_Extrait du document_

......

16Néanmoins, il apparut bientôt que le bannissement des thèses des jésuites confucionistes contenait bien plus d’embûches philosophiques et de risques pour l’Église que les cardinaux à Rome ne l’avaient supposé. Car en rejetant les arguments des jésuites missionnaires en Chine et en déclarant la pensée chinoise essentiellement « athée », les cardinaux ne risquaient pas seulement de saper un effort missionnaire de plusieurs décennies des jésuites en Chine, mais ils sabotaient également l’argument jusqu’alors dominant en Europe en faveur de l’existence de Dieu, dérivé du principe du consensus gentium (l’unanimité des peuples). Renverser la conception jésuite signifiait refuser la doctrine soutenue par de nombreux théologiens protestants et catholiques à l’époque, selon laquelle tous les peuples reconnaissent Dieu d’une façon ou d’une autre, et cela impliquait qu’une bonne partie de la population mondiale était en fait « athée » et spinoziste, confirmant ainsi la thèse de Bayle affirmant qu’un code social antique et un système éthique jugés admirables à une grande échelle avaient été pieusement maintenus pendant des siècles, indépendamment de la religion, par des « athées ». Ainsi, la papauté se retrouvait prise au piège du paradoxe de Bayle, selon lequel une société d’athées bien ordonnée était possible. Officiellement, l’Église était obligée d’avancer par là-même que si l’empereur, les mandarins et les intellectuels chinois étaient confucianistes, et partant « athées », le commun peuple chinois ne l’était certainement pas : la multitude adhérait censément à de louables critères moraux, surtout parce qu’ils maintenaient leur loyauté envers une religion déiste, fût-elle fausse [47].

......

_Énoncé 1_
Pouvez-vous réécrire sous forme de liste le paragraphe de l'extrait sur les jésuites en Chine qui commence par « Néanmoins, il apparut bientôt », en conservant ses faits principaux ?

......

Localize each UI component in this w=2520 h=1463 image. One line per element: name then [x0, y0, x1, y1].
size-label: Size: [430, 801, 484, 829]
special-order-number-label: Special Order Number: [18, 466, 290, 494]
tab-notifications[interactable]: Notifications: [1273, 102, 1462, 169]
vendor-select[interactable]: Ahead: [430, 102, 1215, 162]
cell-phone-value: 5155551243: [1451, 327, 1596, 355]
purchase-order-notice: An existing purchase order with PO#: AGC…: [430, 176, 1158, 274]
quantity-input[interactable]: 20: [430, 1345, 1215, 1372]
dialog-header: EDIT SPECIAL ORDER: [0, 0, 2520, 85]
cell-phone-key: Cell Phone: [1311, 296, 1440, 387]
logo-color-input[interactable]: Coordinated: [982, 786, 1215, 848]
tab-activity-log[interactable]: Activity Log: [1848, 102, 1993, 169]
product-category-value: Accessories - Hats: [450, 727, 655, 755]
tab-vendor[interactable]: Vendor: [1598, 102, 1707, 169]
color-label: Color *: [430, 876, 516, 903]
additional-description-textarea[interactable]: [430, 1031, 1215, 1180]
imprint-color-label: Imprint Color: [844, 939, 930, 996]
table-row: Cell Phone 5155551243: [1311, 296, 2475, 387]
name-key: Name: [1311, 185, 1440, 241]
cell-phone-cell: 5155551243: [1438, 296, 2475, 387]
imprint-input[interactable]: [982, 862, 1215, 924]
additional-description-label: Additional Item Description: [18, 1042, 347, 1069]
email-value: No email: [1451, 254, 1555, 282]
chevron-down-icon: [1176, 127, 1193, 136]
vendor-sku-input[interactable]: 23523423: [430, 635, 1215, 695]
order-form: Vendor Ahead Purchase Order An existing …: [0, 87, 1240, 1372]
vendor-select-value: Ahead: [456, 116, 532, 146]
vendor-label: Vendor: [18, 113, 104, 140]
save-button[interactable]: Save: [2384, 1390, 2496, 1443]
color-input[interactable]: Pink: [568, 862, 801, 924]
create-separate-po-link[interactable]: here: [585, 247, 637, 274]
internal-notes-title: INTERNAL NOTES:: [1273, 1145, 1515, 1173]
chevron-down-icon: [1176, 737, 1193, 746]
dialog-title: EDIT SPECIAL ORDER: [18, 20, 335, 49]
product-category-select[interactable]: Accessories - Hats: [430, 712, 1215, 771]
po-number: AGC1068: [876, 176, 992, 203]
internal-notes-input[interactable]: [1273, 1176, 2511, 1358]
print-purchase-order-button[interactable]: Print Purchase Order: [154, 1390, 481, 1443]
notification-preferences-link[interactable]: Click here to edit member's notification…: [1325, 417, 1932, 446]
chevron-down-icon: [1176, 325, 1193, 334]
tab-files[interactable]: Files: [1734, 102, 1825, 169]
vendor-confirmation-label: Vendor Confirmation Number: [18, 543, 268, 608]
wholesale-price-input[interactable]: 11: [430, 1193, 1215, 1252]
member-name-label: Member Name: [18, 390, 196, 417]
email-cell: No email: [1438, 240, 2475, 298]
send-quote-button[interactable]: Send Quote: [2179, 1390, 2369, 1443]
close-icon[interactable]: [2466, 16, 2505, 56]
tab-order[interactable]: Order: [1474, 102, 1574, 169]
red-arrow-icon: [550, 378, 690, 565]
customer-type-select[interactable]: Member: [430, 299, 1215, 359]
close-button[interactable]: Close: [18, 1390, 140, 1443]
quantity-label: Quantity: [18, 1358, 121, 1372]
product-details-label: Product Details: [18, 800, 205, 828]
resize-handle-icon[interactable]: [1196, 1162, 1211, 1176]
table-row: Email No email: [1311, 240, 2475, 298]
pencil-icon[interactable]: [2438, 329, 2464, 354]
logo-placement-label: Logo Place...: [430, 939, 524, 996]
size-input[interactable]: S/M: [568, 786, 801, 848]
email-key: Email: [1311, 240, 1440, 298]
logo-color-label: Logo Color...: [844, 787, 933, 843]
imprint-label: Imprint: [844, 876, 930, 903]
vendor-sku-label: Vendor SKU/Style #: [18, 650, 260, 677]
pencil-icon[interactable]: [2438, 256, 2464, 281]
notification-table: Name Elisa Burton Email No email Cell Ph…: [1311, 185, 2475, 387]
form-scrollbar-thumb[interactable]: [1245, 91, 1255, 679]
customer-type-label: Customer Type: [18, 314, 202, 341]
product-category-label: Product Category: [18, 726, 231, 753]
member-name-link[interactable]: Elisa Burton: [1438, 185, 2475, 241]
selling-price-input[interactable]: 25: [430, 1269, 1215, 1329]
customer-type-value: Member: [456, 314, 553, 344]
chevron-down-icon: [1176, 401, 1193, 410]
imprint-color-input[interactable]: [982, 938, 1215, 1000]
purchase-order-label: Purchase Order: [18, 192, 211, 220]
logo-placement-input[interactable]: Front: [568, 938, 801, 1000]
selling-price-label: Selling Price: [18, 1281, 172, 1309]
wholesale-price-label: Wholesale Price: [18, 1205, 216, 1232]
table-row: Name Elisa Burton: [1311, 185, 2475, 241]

......

_Énoncé 2_
Pouvez-vous recopier à l'identique les lignes de la liste, en partant du début de la liste et en finissant par la ligne qui contient « 102, 1462, 169] », cette ligne comprise ?

_Réponse 1_
- Le bannissement des thèses des jésuites confucianistes comportait bien plus d'embûches philosophiques et de risques pour l'Église que les cardinaux de Rome ne l'avaient supposé.
- En rejetant les arguments des jésuites missionnaires en Chine et en déclarant la pensée chinoise essentiellement « athée », les cardinaux risquaient de saper un effort missionnaire de plusieurs décennies. Ils sabotaient aussi l'argument alors dominant en Europe en faveur de l'existence de Dieu, tiré du consensus gentium (l'unanimité des peuples).
- Cela revenait à refuser la doctrine, soutenue par de nombreux théologiens protestants et catholiques, selon laquelle tous les peuples reconnaissent Dieu d'une façon ou d'une autre.
- Une bonne partie de la population mondiale aurait alors été « athée » et spinoziste. Cela confirmait la thèse de Bayle : un code social antique et un système éthique jugés admirables avaient été maintenus pendant des siècles par des « athées », indépendamment de la religion.
- La papauté se retrouvait ainsi prise au piège du paradoxe de Bayle, selon lequel une société d'athées bien ordonnée était possible.
- Officiellement, l'Église devait soutenir que l'empereur, les mandarins et les intellectuels chinois étaient confucianistes, donc « athées », mais que le commun peuple ne l'était pas. La multitude suivait censément de louables critères moraux, surtout par loyauté envers une religion déiste, fût-elle fausse.

_Réponse 2_
Localize each UI component in this w=2520 h=1463 image. One line per element: name then [x0, y0, x1, y1].
size-label: Size: [430, 801, 484, 829]
special-order-number-label: Special Order Number: [18, 466, 290, 494]
tab-notifications[interactable]: Notifications: [1273, 102, 1462, 169]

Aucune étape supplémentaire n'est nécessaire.